(Records that describe figures)
** BEGIN **

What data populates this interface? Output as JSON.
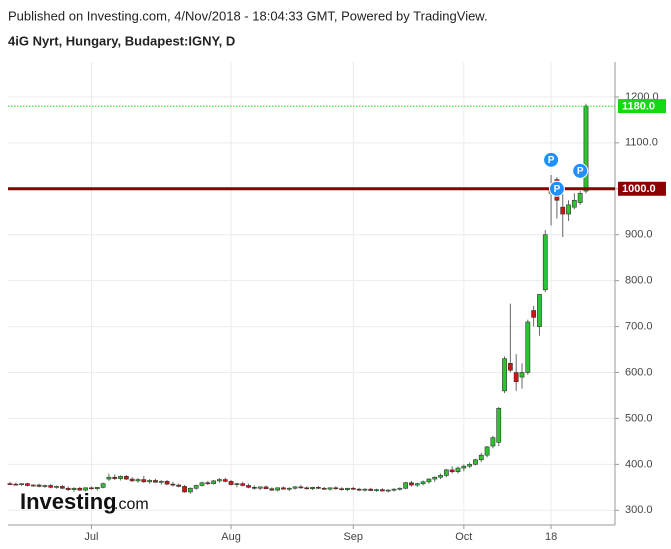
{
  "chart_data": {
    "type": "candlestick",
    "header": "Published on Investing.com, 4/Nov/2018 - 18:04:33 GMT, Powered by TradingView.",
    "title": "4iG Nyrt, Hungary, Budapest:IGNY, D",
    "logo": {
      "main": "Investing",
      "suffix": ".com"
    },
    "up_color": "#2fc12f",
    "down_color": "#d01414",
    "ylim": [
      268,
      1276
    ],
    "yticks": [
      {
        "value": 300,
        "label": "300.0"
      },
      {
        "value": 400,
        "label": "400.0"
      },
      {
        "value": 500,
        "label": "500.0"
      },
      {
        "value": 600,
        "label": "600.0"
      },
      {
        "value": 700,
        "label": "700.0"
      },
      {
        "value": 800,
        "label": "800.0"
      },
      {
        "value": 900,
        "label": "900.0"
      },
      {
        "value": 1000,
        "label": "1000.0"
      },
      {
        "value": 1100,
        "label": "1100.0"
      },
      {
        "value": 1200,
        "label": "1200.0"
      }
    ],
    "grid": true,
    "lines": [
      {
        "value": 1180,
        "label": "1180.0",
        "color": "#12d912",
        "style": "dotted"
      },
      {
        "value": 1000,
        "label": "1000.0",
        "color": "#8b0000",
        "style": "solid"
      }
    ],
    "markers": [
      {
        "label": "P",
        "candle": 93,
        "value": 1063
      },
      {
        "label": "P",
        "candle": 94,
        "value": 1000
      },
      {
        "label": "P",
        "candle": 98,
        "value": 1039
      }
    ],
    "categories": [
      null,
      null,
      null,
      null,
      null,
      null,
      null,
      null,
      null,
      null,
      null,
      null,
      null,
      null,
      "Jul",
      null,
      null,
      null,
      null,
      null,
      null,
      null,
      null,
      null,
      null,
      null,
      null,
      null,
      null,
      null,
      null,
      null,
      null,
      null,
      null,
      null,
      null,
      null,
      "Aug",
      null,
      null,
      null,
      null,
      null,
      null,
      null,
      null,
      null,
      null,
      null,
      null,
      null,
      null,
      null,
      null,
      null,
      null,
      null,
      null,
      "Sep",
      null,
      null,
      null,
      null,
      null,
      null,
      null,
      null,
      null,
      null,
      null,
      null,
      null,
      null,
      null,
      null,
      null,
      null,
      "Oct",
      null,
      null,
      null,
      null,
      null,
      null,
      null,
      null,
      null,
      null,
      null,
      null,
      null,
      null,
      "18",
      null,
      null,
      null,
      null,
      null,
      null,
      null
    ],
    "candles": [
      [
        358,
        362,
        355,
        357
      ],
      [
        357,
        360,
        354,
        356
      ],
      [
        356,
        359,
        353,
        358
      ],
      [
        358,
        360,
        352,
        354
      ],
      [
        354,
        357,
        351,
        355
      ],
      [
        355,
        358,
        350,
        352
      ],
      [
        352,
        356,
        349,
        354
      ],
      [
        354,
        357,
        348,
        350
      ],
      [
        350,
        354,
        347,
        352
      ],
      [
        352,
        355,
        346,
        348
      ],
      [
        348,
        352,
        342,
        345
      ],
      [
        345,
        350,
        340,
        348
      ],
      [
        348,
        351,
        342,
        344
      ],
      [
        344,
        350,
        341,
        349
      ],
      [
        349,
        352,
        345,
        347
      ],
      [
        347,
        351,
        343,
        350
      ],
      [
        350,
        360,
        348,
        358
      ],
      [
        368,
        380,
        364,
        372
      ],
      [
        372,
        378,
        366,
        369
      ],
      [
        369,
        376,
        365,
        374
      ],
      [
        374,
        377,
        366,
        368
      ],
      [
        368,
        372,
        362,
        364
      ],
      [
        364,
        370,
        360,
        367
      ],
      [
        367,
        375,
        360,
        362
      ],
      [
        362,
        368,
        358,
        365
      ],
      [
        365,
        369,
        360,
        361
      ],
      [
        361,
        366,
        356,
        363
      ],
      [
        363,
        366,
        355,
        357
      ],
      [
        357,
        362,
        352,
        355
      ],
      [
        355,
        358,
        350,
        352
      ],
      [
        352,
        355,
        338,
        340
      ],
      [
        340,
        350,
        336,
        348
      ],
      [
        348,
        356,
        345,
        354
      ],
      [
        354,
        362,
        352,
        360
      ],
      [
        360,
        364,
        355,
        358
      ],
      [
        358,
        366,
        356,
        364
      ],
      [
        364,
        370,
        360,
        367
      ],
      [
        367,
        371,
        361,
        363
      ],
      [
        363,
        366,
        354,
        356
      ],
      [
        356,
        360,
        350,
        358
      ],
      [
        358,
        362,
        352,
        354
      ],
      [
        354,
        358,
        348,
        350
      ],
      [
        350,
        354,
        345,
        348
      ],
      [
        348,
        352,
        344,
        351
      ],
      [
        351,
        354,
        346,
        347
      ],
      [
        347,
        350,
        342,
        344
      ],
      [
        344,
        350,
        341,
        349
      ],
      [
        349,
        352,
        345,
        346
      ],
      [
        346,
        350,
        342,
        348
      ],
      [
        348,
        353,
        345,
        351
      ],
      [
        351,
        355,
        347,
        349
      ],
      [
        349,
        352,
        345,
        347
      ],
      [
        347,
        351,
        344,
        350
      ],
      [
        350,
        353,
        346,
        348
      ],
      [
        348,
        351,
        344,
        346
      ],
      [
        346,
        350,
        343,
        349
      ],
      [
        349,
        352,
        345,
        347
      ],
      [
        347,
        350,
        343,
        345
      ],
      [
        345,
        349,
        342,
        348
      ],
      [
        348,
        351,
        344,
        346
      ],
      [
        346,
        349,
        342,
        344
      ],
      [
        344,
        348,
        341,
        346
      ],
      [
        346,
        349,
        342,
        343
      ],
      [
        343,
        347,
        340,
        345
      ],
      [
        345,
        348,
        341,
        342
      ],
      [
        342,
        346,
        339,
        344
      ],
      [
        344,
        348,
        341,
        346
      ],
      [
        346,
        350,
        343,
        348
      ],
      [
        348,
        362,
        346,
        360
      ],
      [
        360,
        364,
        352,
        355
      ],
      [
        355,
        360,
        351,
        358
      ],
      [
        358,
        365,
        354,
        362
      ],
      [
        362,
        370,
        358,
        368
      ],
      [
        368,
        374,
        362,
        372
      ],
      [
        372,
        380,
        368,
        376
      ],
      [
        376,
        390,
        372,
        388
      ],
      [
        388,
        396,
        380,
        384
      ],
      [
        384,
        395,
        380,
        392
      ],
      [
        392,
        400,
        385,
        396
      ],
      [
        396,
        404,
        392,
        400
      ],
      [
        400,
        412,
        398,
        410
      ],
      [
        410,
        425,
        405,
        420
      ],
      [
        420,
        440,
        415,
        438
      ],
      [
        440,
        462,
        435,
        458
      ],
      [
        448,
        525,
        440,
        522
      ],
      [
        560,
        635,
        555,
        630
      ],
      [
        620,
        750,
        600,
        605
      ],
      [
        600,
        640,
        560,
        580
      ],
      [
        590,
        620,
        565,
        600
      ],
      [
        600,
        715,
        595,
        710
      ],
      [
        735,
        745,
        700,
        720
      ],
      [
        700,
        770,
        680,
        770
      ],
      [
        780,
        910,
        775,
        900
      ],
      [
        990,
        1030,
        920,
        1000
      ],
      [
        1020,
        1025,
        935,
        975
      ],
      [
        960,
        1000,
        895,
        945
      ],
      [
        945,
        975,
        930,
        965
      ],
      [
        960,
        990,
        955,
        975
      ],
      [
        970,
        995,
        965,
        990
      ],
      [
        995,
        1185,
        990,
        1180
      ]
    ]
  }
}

** END **

Print all of the records shown above exactly, leaving out each picture.

#### Reply to the exercise
What data populates this interface? Output as JSON.
{
  "chart_data": {
    "type": "candlestick",
    "header": "Published on Investing.com, 4/Nov/2018 - 18:04:33 GMT, Powered by TradingView.",
    "title": "4iG Nyrt, Hungary, Budapest:IGNY, D",
    "logo": {
      "main": "Investing",
      "suffix": ".com"
    },
    "up_color": "#2fc12f",
    "down_color": "#d01414",
    "ylim": [
      268,
      1276
    ],
    "yticks": [
      {
        "value": 300,
        "label": "300.0"
      },
      {
        "value": 400,
        "label": "400.0"
      },
      {
        "value": 500,
        "label": "500.0"
      },
      {
        "value": 600,
        "label": "600.0"
      },
      {
        "value": 700,
        "label": "700.0"
      },
      {
        "value": 800,
        "label": "800.0"
      },
      {
        "value": 900,
        "label": "900.0"
      },
      {
        "value": 1000,
        "label": "1000.0"
      },
      {
        "value": 1100,
        "label": "1100.0"
      },
      {
        "value": 1200,
        "label": "1200.0"
      }
    ],
    "grid": true,
    "lines": [
      {
        "value": 1180,
        "label": "1180.0",
        "color": "#12d912",
        "style": "dotted"
      },
      {
        "value": 1000,
        "label": "1000.0",
        "color": "#8b0000",
        "style": "solid"
      }
    ],
    "markers": [
      {
        "label": "P",
        "candle": 93,
        "value": 1063
      },
      {
        "label": "P",
        "candle": 94,
        "value": 1000
      },
      {
        "label": "P",
        "candle": 98,
        "value": 1039
      }
    ],
    "categories": [
      null,
      null,
      null,
      null,
      null,
      null,
      null,
      null,
      null,
      null,
      null,
      null,
      null,
      null,
      "Jul",
      null,
      null,
      null,
      null,
      null,
      null,
      null,
      null,
      null,
      null,
      null,
      null,
      null,
      null,
      null,
      null,
      null,
      null,
      null,
      null,
      null,
      null,
      null,
      "Aug",
      null,
      null,
      null,
      null,
      null,
      null,
      null,
      null,
      null,
      null,
      null,
      null,
      null,
      null,
      null,
      null,
      null,
      null,
      null,
      null,
      "Sep",
      null,
      null,
      null,
      null,
      null,
      null,
      null,
      null,
      null,
      null,
      null,
      null,
      null,
      null,
      null,
      null,
      null,
      null,
      "Oct",
      null,
      null,
      null,
      null,
      null,
      null,
      null,
      null,
      null,
      null,
      null,
      null,
      null,
      null,
      "18",
      null,
      null,
      null,
      null,
      null,
      null,
      null
    ],
    "candles": [
      [
        358,
        362,
        355,
        357
      ],
      [
        357,
        360,
        354,
        356
      ],
      [
        356,
        359,
        353,
        358
      ],
      [
        358,
        360,
        352,
        354
      ],
      [
        354,
        357,
        351,
        355
      ],
      [
        355,
        358,
        350,
        352
      ],
      [
        352,
        356,
        349,
        354
      ],
      [
        354,
        357,
        348,
        350
      ],
      [
        350,
        354,
        347,
        352
      ],
      [
        352,
        355,
        346,
        348
      ],
      [
        348,
        352,
        342,
        345
      ],
      [
        345,
        350,
        340,
        348
      ],
      [
        348,
        351,
        342,
        344
      ],
      [
        344,
        350,
        341,
        349
      ],
      [
        349,
        352,
        345,
        347
      ],
      [
        347,
        351,
        343,
        350
      ],
      [
        350,
        360,
        348,
        358
      ],
      [
        368,
        380,
        364,
        372
      ],
      [
        372,
        378,
        366,
        369
      ],
      [
        369,
        376,
        365,
        374
      ],
      [
        374,
        377,
        366,
        368
      ],
      [
        368,
        372,
        362,
        364
      ],
      [
        364,
        370,
        360,
        367
      ],
      [
        367,
        375,
        360,
        362
      ],
      [
        362,
        368,
        358,
        365
      ],
      [
        365,
        369,
        360,
        361
      ],
      [
        361,
        366,
        356,
        363
      ],
      [
        363,
        366,
        355,
        357
      ],
      [
        357,
        362,
        352,
        355
      ],
      [
        355,
        358,
        350,
        352
      ],
      [
        352,
        355,
        338,
        340
      ],
      [
        340,
        350,
        336,
        348
      ],
      [
        348,
        356,
        345,
        354
      ],
      [
        354,
        362,
        352,
        360
      ],
      [
        360,
        364,
        355,
        358
      ],
      [
        358,
        366,
        356,
        364
      ],
      [
        364,
        370,
        360,
        367
      ],
      [
        367,
        371,
        361,
        363
      ],
      [
        363,
        366,
        354,
        356
      ],
      [
        356,
        360,
        350,
        358
      ],
      [
        358,
        362,
        352,
        354
      ],
      [
        354,
        358,
        348,
        350
      ],
      [
        350,
        354,
        345,
        348
      ],
      [
        348,
        352,
        344,
        351
      ],
      [
        351,
        354,
        346,
        347
      ],
      [
        347,
        350,
        342,
        344
      ],
      [
        344,
        350,
        341,
        349
      ],
      [
        349,
        352,
        345,
        346
      ],
      [
        346,
        350,
        342,
        348
      ],
      [
        348,
        353,
        345,
        351
      ],
      [
        351,
        355,
        347,
        349
      ],
      [
        349,
        352,
        345,
        347
      ],
      [
        347,
        351,
        344,
        350
      ],
      [
        350,
        353,
        346,
        348
      ],
      [
        348,
        351,
        344,
        346
      ],
      [
        346,
        350,
        343,
        349
      ],
      [
        349,
        352,
        345,
        347
      ],
      [
        347,
        350,
        343,
        345
      ],
      [
        345,
        349,
        342,
        348
      ],
      [
        348,
        351,
        344,
        346
      ],
      [
        346,
        349,
        342,
        344
      ],
      [
        344,
        348,
        341,
        346
      ],
      [
        346,
        349,
        342,
        343
      ],
      [
        343,
        347,
        340,
        345
      ],
      [
        345,
        348,
        341,
        342
      ],
      [
        342,
        346,
        339,
        344
      ],
      [
        344,
        348,
        341,
        346
      ],
      [
        346,
        350,
        343,
        348
      ],
      [
        348,
        362,
        346,
        360
      ],
      [
        360,
        364,
        352,
        355
      ],
      [
        355,
        360,
        351,
        358
      ],
      [
        358,
        365,
        354,
        362
      ],
      [
        362,
        370,
        358,
        368
      ],
      [
        368,
        374,
        362,
        372
      ],
      [
        372,
        380,
        368,
        376
      ],
      [
        376,
        390,
        372,
        388
      ],
      [
        388,
        396,
        380,
        384
      ],
      [
        384,
        395,
        380,
        392
      ],
      [
        392,
        400,
        385,
        396
      ],
      [
        396,
        404,
        392,
        400
      ],
      [
        400,
        412,
        398,
        410
      ],
      [
        410,
        425,
        405,
        420
      ],
      [
        420,
        440,
        415,
        438
      ],
      [
        440,
        462,
        435,
        458
      ],
      [
        448,
        525,
        440,
        522
      ],
      [
        560,
        635,
        555,
        630
      ],
      [
        620,
        750,
        600,
        605
      ],
      [
        600,
        640,
        560,
        580
      ],
      [
        590,
        620,
        565,
        600
      ],
      [
        600,
        715,
        595,
        710
      ],
      [
        735,
        745,
        700,
        720
      ],
      [
        700,
        770,
        680,
        770
      ],
      [
        780,
        910,
        775,
        900
      ],
      [
        990,
        1030,
        920,
        1000
      ],
      [
        1020,
        1025,
        935,
        975
      ],
      [
        960,
        1000,
        895,
        945
      ],
      [
        945,
        975,
        930,
        965
      ],
      [
        960,
        990,
        955,
        975
      ],
      [
        970,
        995,
        965,
        990
      ],
      [
        995,
        1185,
        990,
        1180
      ]
    ]
  }
}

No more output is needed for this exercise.